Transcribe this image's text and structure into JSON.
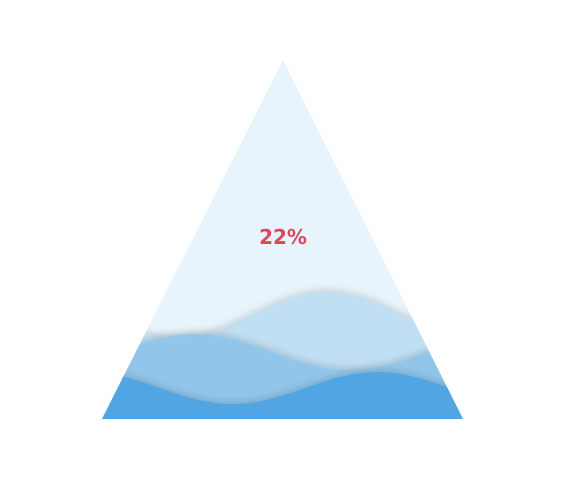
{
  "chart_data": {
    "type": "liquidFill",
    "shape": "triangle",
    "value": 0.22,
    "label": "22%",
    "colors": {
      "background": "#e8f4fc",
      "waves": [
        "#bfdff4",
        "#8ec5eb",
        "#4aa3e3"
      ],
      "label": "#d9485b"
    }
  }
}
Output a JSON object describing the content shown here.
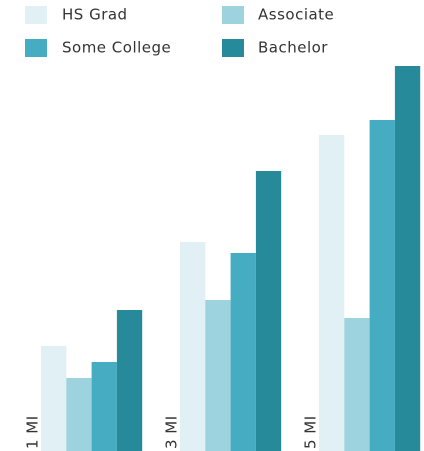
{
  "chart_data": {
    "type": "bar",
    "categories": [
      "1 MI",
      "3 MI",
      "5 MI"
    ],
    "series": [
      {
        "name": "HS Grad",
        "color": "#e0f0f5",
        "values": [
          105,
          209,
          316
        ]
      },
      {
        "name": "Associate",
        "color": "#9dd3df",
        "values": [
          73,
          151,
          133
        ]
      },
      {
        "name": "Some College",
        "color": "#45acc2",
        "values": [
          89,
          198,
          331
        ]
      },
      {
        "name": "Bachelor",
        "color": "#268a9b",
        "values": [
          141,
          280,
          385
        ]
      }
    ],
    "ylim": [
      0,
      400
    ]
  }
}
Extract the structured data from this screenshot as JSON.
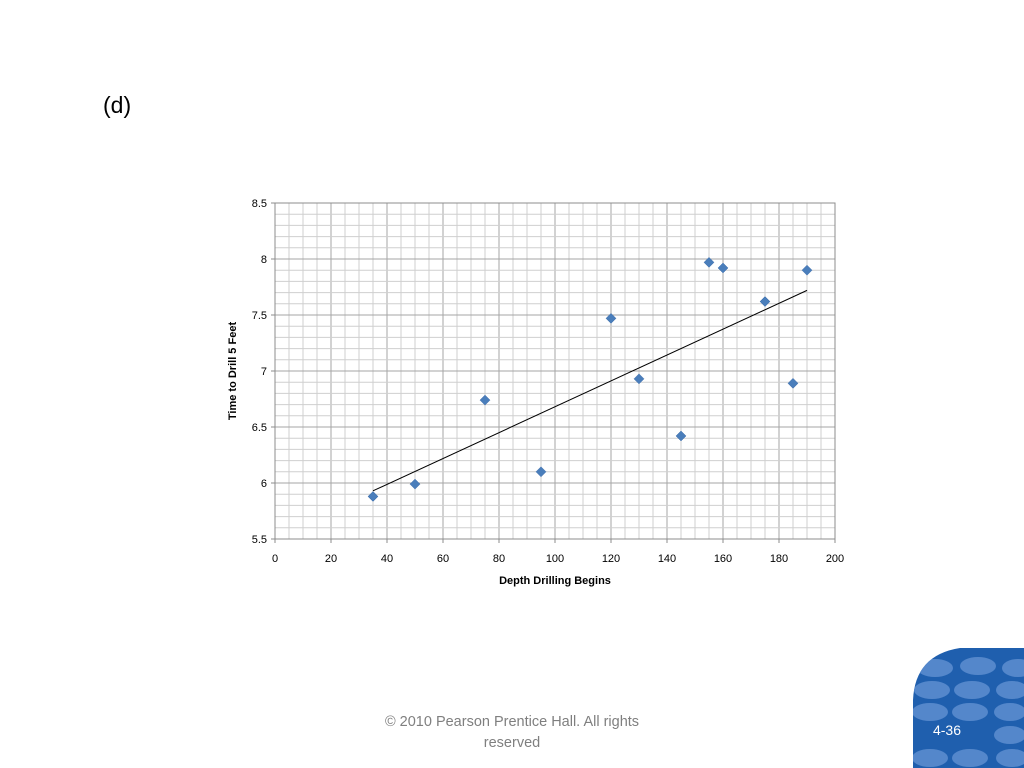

..........

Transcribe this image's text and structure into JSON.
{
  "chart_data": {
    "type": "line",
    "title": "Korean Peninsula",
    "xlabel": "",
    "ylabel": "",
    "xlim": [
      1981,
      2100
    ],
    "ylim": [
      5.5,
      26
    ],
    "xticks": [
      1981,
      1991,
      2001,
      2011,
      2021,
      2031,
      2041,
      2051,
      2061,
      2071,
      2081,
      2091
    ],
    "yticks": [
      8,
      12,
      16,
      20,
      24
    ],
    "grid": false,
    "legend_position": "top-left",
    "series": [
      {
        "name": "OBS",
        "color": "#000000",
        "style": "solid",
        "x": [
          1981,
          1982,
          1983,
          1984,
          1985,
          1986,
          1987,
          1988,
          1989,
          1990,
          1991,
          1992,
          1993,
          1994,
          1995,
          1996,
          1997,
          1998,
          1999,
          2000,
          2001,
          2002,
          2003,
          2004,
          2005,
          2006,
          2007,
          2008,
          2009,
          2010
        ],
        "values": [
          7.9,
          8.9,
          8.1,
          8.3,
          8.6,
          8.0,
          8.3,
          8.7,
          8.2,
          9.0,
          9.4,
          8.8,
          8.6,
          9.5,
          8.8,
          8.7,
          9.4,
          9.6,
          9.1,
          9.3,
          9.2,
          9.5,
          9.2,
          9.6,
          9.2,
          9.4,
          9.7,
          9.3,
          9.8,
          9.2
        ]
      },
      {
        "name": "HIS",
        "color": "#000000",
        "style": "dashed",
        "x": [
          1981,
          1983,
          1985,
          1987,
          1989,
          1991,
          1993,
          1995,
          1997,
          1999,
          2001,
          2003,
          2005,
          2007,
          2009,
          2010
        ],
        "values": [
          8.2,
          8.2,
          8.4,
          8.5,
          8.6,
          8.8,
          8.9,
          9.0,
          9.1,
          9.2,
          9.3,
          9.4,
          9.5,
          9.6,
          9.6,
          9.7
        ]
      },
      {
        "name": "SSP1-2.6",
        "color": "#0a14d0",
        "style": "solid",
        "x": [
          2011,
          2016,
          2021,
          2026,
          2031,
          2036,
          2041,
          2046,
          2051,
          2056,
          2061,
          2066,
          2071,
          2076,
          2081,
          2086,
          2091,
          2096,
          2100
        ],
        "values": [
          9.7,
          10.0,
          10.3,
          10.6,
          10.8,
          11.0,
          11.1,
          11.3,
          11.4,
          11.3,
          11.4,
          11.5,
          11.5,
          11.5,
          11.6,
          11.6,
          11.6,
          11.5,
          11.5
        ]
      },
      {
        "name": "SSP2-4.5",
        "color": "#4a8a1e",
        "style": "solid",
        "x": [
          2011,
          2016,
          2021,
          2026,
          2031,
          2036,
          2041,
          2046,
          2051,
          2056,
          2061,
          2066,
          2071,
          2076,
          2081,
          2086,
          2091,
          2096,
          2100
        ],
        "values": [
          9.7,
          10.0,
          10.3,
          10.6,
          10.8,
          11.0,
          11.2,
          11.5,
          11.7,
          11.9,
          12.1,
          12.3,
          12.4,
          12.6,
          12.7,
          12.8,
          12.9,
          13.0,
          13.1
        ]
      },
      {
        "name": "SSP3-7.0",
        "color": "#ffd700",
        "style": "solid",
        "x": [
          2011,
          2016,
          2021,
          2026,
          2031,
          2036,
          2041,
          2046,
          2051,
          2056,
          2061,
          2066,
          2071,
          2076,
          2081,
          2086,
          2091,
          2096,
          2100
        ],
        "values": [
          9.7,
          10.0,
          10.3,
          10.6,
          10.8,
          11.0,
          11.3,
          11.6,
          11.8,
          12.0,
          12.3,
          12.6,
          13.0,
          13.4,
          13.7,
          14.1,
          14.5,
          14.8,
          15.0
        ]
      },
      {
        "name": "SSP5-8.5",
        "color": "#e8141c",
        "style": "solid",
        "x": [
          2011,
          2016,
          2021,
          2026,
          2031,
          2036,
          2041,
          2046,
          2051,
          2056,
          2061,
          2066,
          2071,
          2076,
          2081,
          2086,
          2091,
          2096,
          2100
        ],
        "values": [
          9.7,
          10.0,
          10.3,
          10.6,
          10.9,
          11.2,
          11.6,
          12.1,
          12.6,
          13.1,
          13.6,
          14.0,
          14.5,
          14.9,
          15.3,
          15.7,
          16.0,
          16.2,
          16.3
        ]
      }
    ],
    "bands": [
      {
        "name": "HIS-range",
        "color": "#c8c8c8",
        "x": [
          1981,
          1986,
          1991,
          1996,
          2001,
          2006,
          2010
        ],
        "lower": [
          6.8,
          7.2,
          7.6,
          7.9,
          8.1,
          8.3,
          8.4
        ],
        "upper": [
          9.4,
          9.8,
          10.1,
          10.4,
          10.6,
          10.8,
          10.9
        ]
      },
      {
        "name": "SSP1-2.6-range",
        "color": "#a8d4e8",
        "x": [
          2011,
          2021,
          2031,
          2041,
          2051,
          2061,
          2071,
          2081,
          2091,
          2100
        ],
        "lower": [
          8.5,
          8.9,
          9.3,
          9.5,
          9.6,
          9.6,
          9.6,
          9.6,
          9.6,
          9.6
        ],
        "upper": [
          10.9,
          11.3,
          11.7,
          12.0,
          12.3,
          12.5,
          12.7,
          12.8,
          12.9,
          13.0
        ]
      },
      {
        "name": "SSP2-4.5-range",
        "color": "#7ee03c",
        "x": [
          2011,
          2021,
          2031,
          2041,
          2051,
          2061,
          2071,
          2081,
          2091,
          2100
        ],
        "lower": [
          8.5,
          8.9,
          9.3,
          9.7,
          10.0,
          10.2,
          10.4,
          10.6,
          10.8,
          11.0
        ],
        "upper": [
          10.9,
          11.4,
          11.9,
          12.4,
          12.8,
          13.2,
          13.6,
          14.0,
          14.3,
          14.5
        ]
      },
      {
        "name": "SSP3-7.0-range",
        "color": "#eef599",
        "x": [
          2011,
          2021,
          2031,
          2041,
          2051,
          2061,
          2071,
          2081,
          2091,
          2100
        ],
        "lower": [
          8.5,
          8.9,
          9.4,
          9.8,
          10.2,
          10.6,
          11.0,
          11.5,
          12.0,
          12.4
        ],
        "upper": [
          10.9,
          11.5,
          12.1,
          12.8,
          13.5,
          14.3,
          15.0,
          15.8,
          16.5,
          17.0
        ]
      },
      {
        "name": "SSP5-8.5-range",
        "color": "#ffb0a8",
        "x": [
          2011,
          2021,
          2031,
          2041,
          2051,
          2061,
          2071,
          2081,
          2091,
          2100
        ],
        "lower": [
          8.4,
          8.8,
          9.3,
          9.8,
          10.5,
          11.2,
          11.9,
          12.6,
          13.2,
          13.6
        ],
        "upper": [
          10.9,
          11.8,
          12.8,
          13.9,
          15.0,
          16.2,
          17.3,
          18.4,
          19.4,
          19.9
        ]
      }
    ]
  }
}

..........

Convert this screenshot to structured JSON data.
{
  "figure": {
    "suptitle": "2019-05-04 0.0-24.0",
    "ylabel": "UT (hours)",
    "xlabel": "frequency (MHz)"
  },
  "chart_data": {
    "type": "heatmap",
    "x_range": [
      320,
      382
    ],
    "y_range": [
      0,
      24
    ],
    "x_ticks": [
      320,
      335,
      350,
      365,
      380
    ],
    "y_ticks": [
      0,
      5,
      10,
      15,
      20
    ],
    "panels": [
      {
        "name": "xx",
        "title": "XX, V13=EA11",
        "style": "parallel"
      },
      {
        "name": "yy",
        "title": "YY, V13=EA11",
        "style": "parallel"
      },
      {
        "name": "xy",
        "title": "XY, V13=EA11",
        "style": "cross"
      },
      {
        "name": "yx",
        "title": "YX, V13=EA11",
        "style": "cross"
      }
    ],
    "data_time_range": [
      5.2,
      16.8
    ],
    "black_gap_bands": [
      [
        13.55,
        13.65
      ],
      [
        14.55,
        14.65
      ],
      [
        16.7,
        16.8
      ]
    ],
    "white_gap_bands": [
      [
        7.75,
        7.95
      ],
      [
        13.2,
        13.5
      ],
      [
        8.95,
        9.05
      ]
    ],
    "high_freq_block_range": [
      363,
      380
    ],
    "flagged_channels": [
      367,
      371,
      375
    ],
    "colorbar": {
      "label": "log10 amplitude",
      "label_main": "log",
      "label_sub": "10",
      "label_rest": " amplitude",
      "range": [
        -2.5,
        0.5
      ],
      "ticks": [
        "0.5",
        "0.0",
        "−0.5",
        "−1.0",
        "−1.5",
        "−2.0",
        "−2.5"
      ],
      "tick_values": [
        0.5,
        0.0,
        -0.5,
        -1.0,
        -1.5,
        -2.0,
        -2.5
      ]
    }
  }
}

..........

**INSTRUCTION**. Above are the records. Print exactly the lines from the one containing "Output a JSON" to the one containing "Extract the structured", both included, and nothing else; pictures are excluded.

**EXERCISE OUTPUT**.
Output a JSON object describing the content shown here.
{
  "chart_data": {
    "type": "bar",
    "categories": [
      "1 MI",
      "3 MI",
      "5 MI"
    ],
    "series": [
      {
        "name": "HS Grad",
        "color": "#e0f0f5",
        "values": [
          105,
          209,
          316
        ]
      },
      {
        "name": "Associate",
        "color": "#9dd3df",
        "values": [
          73,
          151,
          133
        ]
      },
      {
        "name": "Some College",
        "color": "#45acc2",
        "values": [
          89,
          198,
          331
        ]
      },
      {
        "name": "Bachelor",
        "color": "#268a9b",
        "values": [
          141,
          280,
          385
        ]
      }
    ],
    "ylim": [
      0,
      400
    ]
  }
}
Extract the structured data from this screenshot as JSON.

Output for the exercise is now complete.